(Data items)
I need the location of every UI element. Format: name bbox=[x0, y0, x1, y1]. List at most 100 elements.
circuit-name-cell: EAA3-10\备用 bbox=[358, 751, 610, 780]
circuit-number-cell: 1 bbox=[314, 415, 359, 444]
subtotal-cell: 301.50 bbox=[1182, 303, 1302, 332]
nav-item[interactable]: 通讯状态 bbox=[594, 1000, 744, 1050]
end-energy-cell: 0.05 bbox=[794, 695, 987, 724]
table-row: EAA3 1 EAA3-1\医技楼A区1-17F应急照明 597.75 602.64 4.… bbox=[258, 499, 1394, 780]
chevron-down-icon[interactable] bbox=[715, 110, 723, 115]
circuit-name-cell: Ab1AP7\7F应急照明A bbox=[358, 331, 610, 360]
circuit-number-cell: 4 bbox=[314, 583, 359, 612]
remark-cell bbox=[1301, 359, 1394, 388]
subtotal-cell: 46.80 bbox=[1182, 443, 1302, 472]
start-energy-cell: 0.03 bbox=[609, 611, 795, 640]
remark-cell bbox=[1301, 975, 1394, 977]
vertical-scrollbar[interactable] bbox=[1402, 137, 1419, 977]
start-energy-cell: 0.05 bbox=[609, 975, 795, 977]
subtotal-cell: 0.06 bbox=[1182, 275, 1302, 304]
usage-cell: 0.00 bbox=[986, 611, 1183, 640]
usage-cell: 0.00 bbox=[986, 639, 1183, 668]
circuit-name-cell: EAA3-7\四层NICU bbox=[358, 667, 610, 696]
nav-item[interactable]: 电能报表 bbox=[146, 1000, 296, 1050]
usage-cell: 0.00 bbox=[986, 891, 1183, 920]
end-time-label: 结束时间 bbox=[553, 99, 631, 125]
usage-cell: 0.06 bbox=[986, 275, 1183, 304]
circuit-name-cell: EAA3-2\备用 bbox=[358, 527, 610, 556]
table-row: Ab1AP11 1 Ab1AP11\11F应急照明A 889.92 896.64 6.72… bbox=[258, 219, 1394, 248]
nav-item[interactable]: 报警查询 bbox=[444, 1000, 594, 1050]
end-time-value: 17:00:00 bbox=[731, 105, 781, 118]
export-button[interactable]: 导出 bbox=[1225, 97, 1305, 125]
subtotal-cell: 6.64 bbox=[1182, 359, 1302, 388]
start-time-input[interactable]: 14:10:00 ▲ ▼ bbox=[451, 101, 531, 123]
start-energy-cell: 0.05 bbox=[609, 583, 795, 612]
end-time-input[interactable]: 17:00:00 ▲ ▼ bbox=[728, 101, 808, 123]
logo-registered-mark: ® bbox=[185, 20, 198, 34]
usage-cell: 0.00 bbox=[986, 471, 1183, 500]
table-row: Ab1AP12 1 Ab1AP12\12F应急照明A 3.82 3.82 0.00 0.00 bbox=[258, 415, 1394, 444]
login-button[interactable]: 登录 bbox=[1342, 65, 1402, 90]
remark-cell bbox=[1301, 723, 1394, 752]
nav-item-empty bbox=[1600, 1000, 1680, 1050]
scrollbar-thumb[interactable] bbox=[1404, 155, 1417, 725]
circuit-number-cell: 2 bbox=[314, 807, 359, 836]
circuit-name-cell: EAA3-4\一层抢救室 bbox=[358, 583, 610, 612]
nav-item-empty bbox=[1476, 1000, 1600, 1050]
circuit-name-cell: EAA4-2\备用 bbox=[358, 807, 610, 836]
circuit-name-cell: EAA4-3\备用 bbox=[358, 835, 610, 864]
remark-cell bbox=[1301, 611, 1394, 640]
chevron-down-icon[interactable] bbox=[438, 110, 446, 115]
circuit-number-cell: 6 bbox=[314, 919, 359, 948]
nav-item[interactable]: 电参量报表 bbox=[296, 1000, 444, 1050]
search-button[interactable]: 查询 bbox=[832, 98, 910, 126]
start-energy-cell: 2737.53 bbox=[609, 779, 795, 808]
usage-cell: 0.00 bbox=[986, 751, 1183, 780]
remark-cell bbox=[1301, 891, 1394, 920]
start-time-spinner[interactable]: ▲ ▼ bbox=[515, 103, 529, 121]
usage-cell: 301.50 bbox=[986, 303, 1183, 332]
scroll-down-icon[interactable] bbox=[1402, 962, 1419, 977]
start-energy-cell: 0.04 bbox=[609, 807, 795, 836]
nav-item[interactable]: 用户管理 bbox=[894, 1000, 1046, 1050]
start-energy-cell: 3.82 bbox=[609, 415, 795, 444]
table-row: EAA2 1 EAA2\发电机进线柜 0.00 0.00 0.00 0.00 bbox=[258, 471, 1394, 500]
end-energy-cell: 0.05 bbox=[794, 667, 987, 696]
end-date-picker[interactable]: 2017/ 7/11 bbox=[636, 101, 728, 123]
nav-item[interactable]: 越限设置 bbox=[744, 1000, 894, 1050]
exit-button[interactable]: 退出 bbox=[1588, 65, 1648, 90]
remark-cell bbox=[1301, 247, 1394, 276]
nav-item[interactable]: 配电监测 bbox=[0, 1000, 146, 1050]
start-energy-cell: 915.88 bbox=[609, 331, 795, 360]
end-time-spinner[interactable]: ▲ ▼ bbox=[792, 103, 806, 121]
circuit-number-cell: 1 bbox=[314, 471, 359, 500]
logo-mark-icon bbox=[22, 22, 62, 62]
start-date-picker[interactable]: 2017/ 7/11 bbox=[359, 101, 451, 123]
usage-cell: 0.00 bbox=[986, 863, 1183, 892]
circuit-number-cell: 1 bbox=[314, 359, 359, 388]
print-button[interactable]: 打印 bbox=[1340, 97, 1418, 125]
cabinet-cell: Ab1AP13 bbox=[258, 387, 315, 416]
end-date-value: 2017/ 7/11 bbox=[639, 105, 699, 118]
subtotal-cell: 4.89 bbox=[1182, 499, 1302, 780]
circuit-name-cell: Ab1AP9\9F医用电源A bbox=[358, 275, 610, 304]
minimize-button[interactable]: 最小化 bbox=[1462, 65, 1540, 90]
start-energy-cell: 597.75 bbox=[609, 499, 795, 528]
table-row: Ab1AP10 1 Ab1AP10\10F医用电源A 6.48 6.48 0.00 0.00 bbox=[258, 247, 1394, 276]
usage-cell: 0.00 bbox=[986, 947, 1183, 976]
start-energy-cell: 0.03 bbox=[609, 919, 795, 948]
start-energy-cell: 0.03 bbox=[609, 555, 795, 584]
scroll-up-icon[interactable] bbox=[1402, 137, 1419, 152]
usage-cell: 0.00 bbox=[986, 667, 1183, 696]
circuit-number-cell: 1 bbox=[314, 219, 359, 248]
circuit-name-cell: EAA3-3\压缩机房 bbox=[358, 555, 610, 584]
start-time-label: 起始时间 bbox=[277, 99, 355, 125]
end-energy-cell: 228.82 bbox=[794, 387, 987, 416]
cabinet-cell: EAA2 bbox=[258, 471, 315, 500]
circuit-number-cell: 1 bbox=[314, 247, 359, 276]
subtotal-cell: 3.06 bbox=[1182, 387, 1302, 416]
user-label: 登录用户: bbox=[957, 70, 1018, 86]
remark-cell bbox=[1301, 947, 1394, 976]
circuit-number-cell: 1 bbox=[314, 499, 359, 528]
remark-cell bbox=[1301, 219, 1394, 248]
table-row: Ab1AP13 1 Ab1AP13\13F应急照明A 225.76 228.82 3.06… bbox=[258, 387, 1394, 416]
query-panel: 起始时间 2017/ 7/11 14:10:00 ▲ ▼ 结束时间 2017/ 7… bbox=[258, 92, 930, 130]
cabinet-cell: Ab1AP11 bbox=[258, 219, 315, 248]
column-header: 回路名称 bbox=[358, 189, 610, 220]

EXERCISE BRIEF:
Write out every line of the records above again, character for character and in the same order.

RIGHT ANSWER:
I need the location of every UI element. Format: name bbox=[x0, y0, x1, y1]. List at most 100 elements.
circuit-name-cell: EAA3-10\备用 bbox=[358, 751, 610, 780]
circuit-number-cell: 1 bbox=[314, 415, 359, 444]
subtotal-cell: 301.50 bbox=[1182, 303, 1302, 332]
nav-item[interactable]: 通讯状态 bbox=[594, 1000, 744, 1050]
end-energy-cell: 0.05 bbox=[794, 695, 987, 724]
table-row: EAA3 1 EAA3-1\医技楼A区1-17F应急照明 597.75 602.64 4.… bbox=[258, 499, 1394, 780]
chevron-down-icon[interactable] bbox=[715, 110, 723, 115]
circuit-name-cell: Ab1AP7\7F应急照明A bbox=[358, 331, 610, 360]
circuit-number-cell: 4 bbox=[314, 583, 359, 612]
remark-cell bbox=[1301, 359, 1394, 388]
subtotal-cell: 46.80 bbox=[1182, 443, 1302, 472]
start-energy-cell: 0.03 bbox=[609, 611, 795, 640]
remark-cell bbox=[1301, 975, 1394, 977]
vertical-scrollbar[interactable] bbox=[1402, 137, 1419, 977]
start-energy-cell: 0.05 bbox=[609, 975, 795, 977]
subtotal-cell: 0.06 bbox=[1182, 275, 1302, 304]
usage-cell: 0.00 bbox=[986, 611, 1183, 640]
usage-cell: 0.00 bbox=[986, 639, 1183, 668]
circuit-name-cell: EAA3-7\四层NICU bbox=[358, 667, 610, 696]
nav-item[interactable]: 电能报表 bbox=[146, 1000, 296, 1050]
usage-cell: 0.00 bbox=[986, 891, 1183, 920]
end-time-label: 结束时间 bbox=[553, 99, 631, 125]
usage-cell: 0.06 bbox=[986, 275, 1183, 304]
circuit-name-cell: EAA3-2\备用 bbox=[358, 527, 610, 556]
table-row: Ab1AP11 1 Ab1AP11\11F应急照明A 889.92 896.64 6.72… bbox=[258, 219, 1394, 248]
nav-item[interactable]: 报警查询 bbox=[444, 1000, 594, 1050]
end-time-value: 17:00:00 bbox=[731, 105, 781, 118]
export-button[interactable]: 导出 bbox=[1225, 97, 1305, 125]
subtotal-cell: 6.64 bbox=[1182, 359, 1302, 388]
start-time-input[interactable]: 14:10:00 ▲ ▼ bbox=[451, 101, 531, 123]
start-energy-cell: 0.05 bbox=[609, 583, 795, 612]
end-time-input[interactable]: 17:00:00 ▲ ▼ bbox=[728, 101, 808, 123]
logo-registered-mark: ® bbox=[185, 20, 198, 34]
usage-cell: 0.00 bbox=[986, 471, 1183, 500]
table-row: Ab1AP12 1 Ab1AP12\12F应急照明A 3.82 3.82 0.00 0.00 bbox=[258, 415, 1394, 444]
login-button[interactable]: 登录 bbox=[1342, 65, 1402, 90]
remark-cell bbox=[1301, 723, 1394, 752]
nav-item-empty bbox=[1600, 1000, 1680, 1050]
scrollbar-thumb[interactable] bbox=[1404, 155, 1417, 725]
circuit-number-cell: 2 bbox=[314, 807, 359, 836]
circuit-name-cell: EAA3-4\一层抢救室 bbox=[358, 583, 610, 612]
nav-item-empty bbox=[1476, 1000, 1600, 1050]
circuit-name-cell: EAA4-2\备用 bbox=[358, 807, 610, 836]
circuit-name-cell: EAA4-3\备用 bbox=[358, 835, 610, 864]
remark-cell bbox=[1301, 611, 1394, 640]
chevron-down-icon[interactable] bbox=[438, 110, 446, 115]
circuit-number-cell: 6 bbox=[314, 919, 359, 948]
nav-item[interactable]: 电参量报表 bbox=[296, 1000, 444, 1050]
search-button[interactable]: 查询 bbox=[832, 98, 910, 126]
start-energy-cell: 2737.53 bbox=[609, 779, 795, 808]
usage-cell: 0.00 bbox=[986, 751, 1183, 780]
remark-cell bbox=[1301, 891, 1394, 920]
start-time-spinner[interactable]: ▲ ▼ bbox=[515, 103, 529, 121]
usage-cell: 301.50 bbox=[986, 303, 1183, 332]
scroll-down-icon[interactable] bbox=[1402, 962, 1419, 977]
start-energy-cell: 0.04 bbox=[609, 807, 795, 836]
nav-item[interactable]: 用户管理 bbox=[894, 1000, 1046, 1050]
start-energy-cell: 3.82 bbox=[609, 415, 795, 444]
table-row: EAA2 1 EAA2\发电机进线柜 0.00 0.00 0.00 0.00 bbox=[258, 471, 1394, 500]
end-energy-cell: 0.05 bbox=[794, 667, 987, 696]
end-date-picker[interactable]: 2017/ 7/11 bbox=[636, 101, 728, 123]
nav-item[interactable]: 越限设置 bbox=[744, 1000, 894, 1050]
exit-button[interactable]: 退出 bbox=[1588, 65, 1648, 90]
remark-cell bbox=[1301, 247, 1394, 276]
nav-item[interactable]: 配电监测 bbox=[0, 1000, 146, 1050]
start-energy-cell: 915.88 bbox=[609, 331, 795, 360]
end-time-spinner[interactable]: ▲ ▼ bbox=[792, 103, 806, 121]
circuit-number-cell: 1 bbox=[314, 471, 359, 500]
logo-mark-icon bbox=[22, 22, 62, 62]
start-date-picker[interactable]: 2017/ 7/11 bbox=[359, 101, 451, 123]
usage-cell: 0.00 bbox=[986, 863, 1183, 892]
circuit-number-cell: 1 bbox=[314, 359, 359, 388]
print-button[interactable]: 打印 bbox=[1340, 97, 1418, 125]
cabinet-cell: Ab1AP13 bbox=[258, 387, 315, 416]
end-date-value: 2017/ 7/11 bbox=[639, 105, 699, 118]
subtotal-cell: 4.89 bbox=[1182, 499, 1302, 780]
circuit-name-cell: Ab1AP9\9F医用电源A bbox=[358, 275, 610, 304]
minimize-button[interactable]: 最小化 bbox=[1462, 65, 1540, 90]
start-energy-cell: 597.75 bbox=[609, 499, 795, 528]
table-row: Ab1AP10 1 Ab1AP10\10F医用电源A 6.48 6.48 0.00 0.00 bbox=[258, 247, 1394, 276]
usage-cell: 0.00 bbox=[986, 947, 1183, 976]
start-energy-cell: 0.03 bbox=[609, 919, 795, 948]
start-energy-cell: 0.03 bbox=[609, 555, 795, 584]
scroll-up-icon[interactable] bbox=[1402, 137, 1419, 152]
usage-cell: 0.00 bbox=[986, 667, 1183, 696]
circuit-number-cell: 1 bbox=[314, 219, 359, 248]
circuit-name-cell: EAA3-3\压缩机房 bbox=[358, 555, 610, 584]
start-time-label: 起始时间 bbox=[277, 99, 355, 125]
end-energy-cell: 228.82 bbox=[794, 387, 987, 416]
cabinet-cell: EAA2 bbox=[258, 471, 315, 500]
circuit-number-cell: 1 bbox=[314, 247, 359, 276]
subtotal-cell: 3.06 bbox=[1182, 387, 1302, 416]
user-label: 登录用户: bbox=[957, 70, 1018, 86]
remark-cell bbox=[1301, 947, 1394, 976]
circuit-number-cell: 1 bbox=[314, 499, 359, 528]
remark-cell bbox=[1301, 219, 1394, 248]
table-row: Ab1AP13 1 Ab1AP13\13F应急照明A 225.76 228.82 3.06… bbox=[258, 387, 1394, 416]
query-panel: 起始时间 2017/ 7/11 14:10:00 ▲ ▼ 结束时间 2017/ 7… bbox=[258, 92, 930, 130]
cabinet-cell: Ab1AP11 bbox=[258, 219, 315, 248]
column-header: 回路名称 bbox=[358, 189, 610, 220]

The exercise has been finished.